*Stated exercise*: Give the entries from the line with "message-incoming: Yeah by" to the line with "chat-prefix: You: (10, 446, 27, 456)", both included, as a JSON list of strings with one string per line and no blank lines.

*Given data*:
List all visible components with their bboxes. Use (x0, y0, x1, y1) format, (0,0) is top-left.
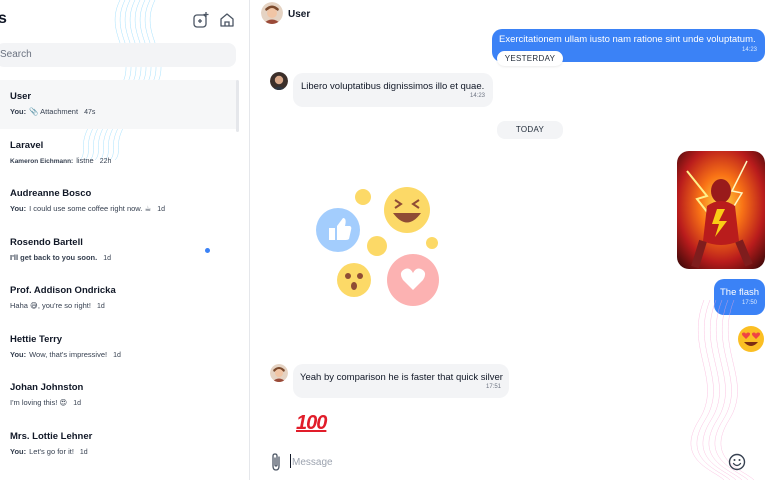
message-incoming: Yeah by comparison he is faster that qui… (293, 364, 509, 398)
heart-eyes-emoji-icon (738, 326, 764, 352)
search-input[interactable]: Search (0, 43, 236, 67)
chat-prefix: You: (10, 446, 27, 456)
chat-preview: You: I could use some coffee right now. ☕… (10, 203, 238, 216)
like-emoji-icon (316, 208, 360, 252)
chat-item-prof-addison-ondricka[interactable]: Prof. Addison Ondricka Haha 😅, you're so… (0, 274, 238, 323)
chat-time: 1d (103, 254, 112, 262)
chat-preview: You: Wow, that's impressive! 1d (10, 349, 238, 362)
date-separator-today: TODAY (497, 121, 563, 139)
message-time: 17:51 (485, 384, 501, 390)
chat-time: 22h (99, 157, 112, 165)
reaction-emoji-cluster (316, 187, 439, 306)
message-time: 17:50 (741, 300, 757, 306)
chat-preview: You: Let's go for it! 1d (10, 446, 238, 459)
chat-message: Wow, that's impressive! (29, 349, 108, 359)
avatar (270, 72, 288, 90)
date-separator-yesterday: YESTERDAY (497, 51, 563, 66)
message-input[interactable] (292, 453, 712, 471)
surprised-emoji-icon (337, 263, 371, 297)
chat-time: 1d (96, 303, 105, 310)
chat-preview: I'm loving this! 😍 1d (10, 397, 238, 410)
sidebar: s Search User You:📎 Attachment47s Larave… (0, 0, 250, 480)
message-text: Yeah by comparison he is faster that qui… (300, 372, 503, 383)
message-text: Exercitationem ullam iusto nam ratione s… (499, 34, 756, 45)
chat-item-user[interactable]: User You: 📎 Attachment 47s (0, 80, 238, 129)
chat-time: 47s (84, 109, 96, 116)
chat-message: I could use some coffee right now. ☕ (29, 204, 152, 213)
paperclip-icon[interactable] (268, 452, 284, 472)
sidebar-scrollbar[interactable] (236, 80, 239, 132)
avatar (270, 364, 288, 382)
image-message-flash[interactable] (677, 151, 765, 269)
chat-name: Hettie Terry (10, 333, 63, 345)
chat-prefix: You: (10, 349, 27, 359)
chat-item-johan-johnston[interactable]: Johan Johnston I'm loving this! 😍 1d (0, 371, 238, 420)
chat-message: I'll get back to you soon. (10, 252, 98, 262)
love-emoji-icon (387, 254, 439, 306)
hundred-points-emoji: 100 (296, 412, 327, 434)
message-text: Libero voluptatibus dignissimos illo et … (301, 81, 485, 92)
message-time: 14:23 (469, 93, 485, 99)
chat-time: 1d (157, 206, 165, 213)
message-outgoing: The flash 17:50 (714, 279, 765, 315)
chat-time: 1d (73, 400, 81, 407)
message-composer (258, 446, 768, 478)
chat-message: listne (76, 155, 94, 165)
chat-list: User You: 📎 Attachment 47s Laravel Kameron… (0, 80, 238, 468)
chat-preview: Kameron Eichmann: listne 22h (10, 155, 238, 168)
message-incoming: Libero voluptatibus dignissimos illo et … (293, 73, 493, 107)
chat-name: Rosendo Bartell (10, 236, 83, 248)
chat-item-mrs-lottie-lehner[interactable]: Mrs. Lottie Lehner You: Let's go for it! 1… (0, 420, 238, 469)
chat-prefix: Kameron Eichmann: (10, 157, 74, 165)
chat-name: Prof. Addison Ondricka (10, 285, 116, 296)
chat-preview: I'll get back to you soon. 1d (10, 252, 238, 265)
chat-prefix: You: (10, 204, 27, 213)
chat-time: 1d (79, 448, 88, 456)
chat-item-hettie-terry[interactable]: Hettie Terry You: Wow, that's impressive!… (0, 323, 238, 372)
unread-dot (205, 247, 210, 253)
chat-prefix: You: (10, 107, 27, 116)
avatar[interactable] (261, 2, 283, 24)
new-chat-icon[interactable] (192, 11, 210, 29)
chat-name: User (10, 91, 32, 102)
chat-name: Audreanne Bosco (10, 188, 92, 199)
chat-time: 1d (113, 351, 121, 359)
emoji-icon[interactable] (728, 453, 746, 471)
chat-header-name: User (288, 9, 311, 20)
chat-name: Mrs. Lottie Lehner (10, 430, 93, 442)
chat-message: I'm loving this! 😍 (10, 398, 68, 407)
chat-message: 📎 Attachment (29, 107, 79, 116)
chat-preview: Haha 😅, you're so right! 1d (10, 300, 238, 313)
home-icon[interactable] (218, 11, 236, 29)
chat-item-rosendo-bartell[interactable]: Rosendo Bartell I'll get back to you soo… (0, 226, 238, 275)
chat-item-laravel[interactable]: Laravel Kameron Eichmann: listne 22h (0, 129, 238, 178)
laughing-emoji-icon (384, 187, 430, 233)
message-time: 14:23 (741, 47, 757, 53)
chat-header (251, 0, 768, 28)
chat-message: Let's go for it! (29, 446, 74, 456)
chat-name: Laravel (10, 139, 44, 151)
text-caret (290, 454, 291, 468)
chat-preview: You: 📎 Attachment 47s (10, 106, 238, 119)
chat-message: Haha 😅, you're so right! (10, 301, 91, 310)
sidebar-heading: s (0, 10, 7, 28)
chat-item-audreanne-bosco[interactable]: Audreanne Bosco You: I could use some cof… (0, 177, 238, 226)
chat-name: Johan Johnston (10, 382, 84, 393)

*Expected output*:
[
  "message-incoming: Yeah by comparison he is faster that qui… (293, 364, 509, 398)",
  "heart-eyes-emoji-icon (738, 326, 764, 352)",
  "search-input[interactable]: Search (0, 43, 236, 67)",
  "chat-prefix: You: (10, 446, 27, 456)"
]